[Entries from a visual dataset]
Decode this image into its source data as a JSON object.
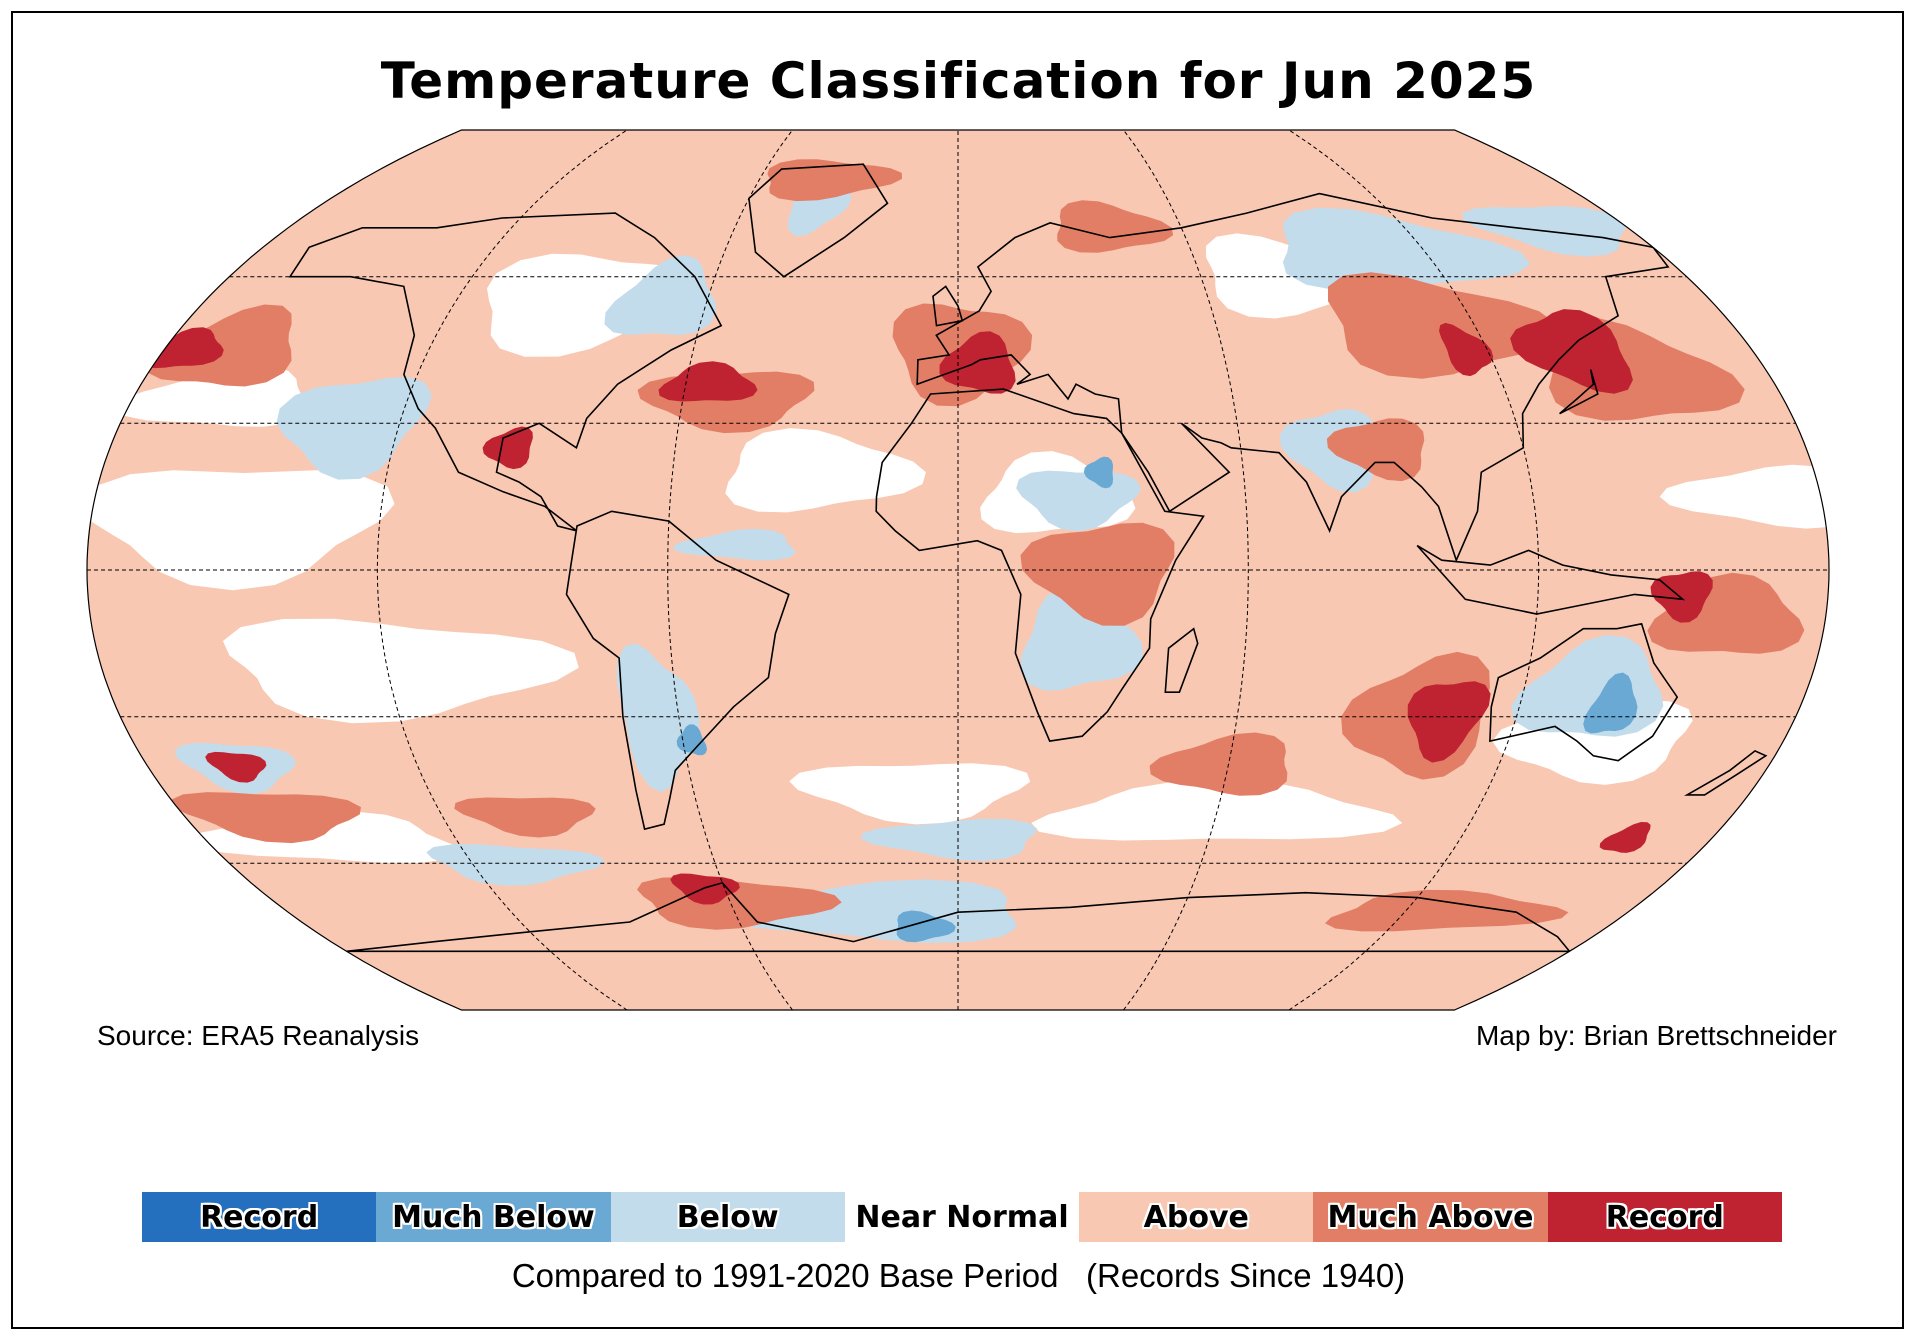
{
  "title": "Temperature Classification for Jun 2025",
  "source": "Source: ERA5 Reanalysis",
  "credit": "Map by: Brian Brettschneider",
  "legend": {
    "items": [
      {
        "label": "Record",
        "color": "#2470be"
      },
      {
        "label": "Much Below",
        "color": "#6aa9d3"
      },
      {
        "label": "Below",
        "color": "#c3dcec"
      },
      {
        "label": "Near Normal",
        "color": "#ffffff"
      },
      {
        "label": "Above",
        "color": "#f8c8b3"
      },
      {
        "label": "Much Above",
        "color": "#e27e66"
      },
      {
        "label": "Record",
        "color": "#bf2230"
      }
    ],
    "caption": "Compared to 1991-2020 Base Period   (Records Since 1940)"
  },
  "colors": {
    "record_cold": "#2470be",
    "much_below": "#6aa9d3",
    "below": "#c3dcec",
    "near_normal": "#ffffff",
    "above": "#f8c8b3",
    "much_above": "#e27e66",
    "record_warm": "#bf2230"
  }
}
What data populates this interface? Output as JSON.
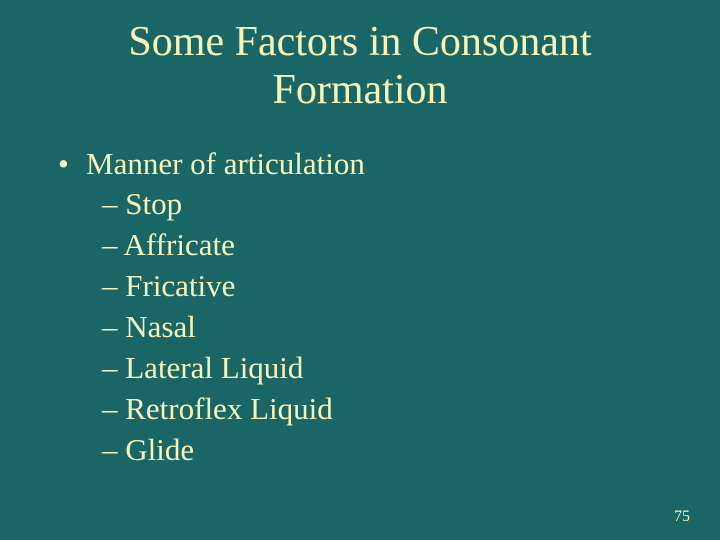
{
  "slide": {
    "background_color": "#1a6666",
    "text_color": "#f5f5b8",
    "title_fontsize": 42,
    "body_fontsize": 31,
    "page_number_fontsize": 16,
    "font_family": "Times New Roman",
    "title": "Some Factors in Consonant Formation",
    "bullet": {
      "label": "Manner of articulation",
      "sub_items": [
        "– Stop",
        "– Affricate",
        "– Fricative",
        "– Nasal",
        "– Lateral Liquid",
        "– Retroflex Liquid",
        "– Glide"
      ]
    },
    "page_number": "75"
  }
}
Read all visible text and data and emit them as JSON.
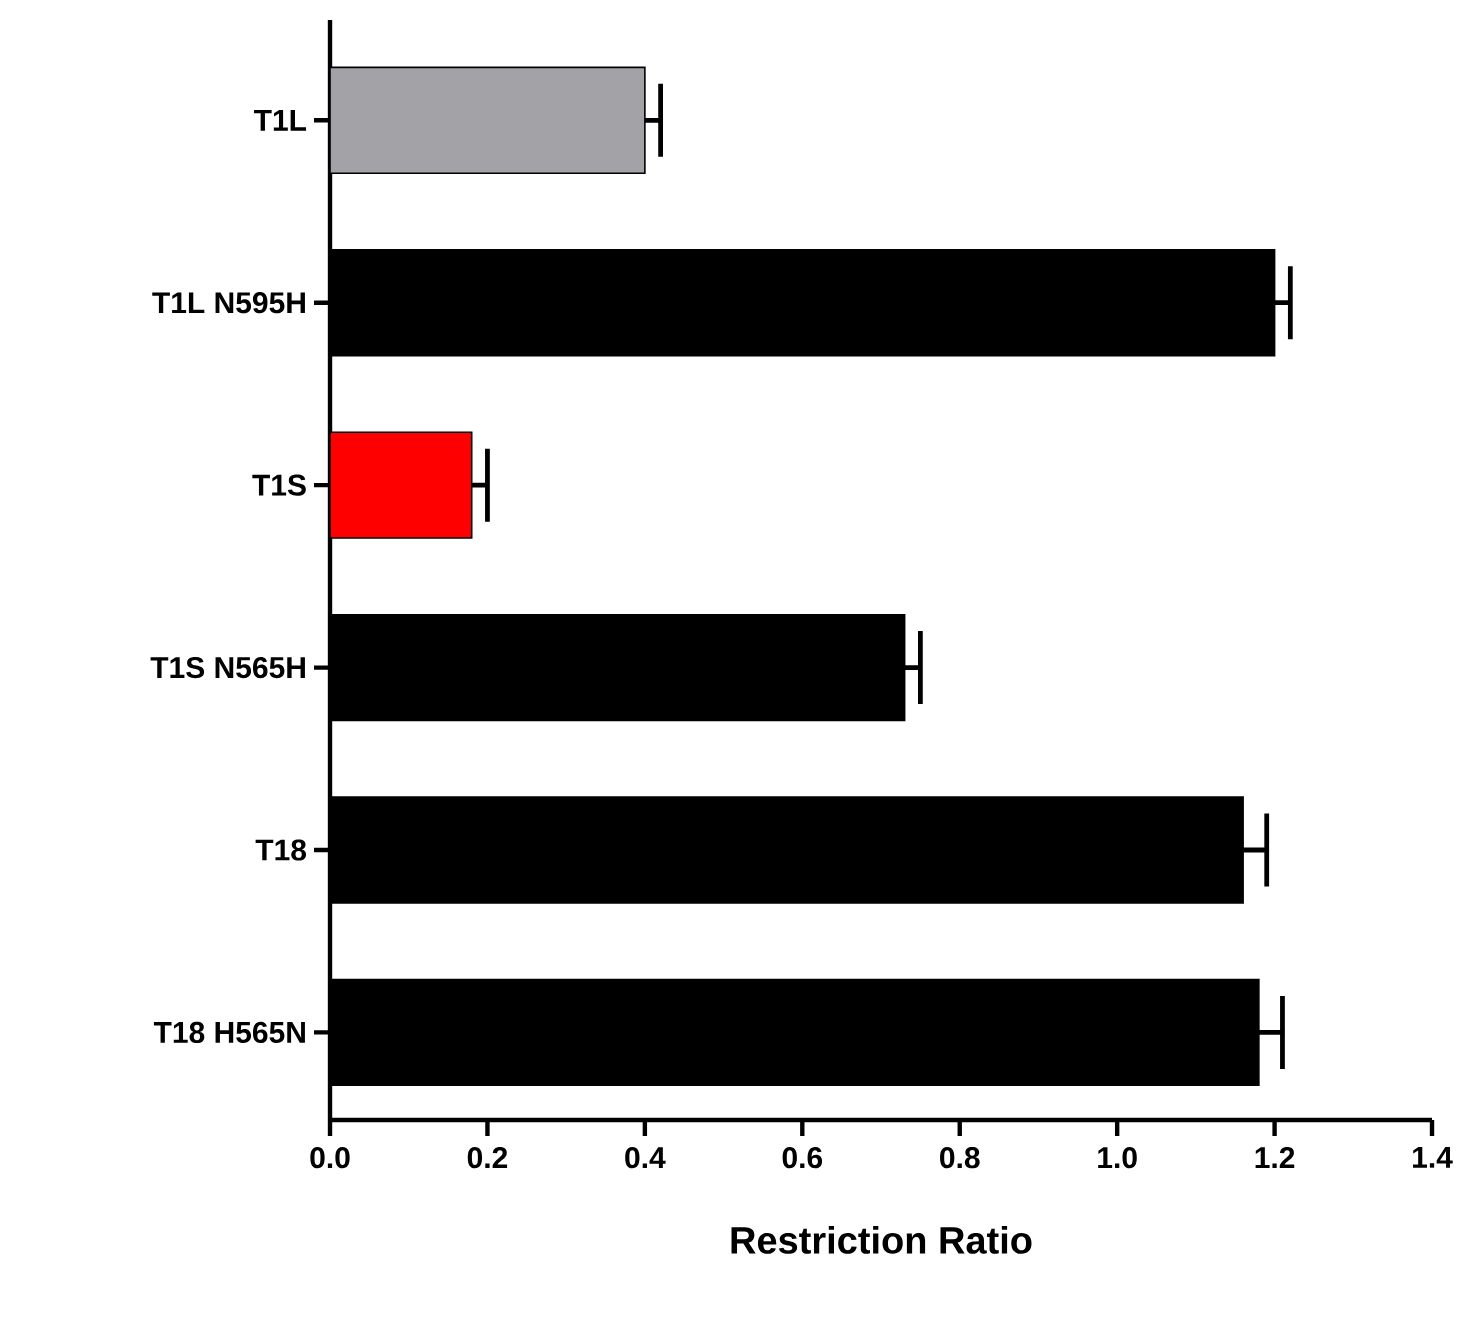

### What you should do
Look through the material and copy each line that has "this".

### Full solution
Decode this image into its source data as a JSON object.
What data populates this interface? Output as JSON.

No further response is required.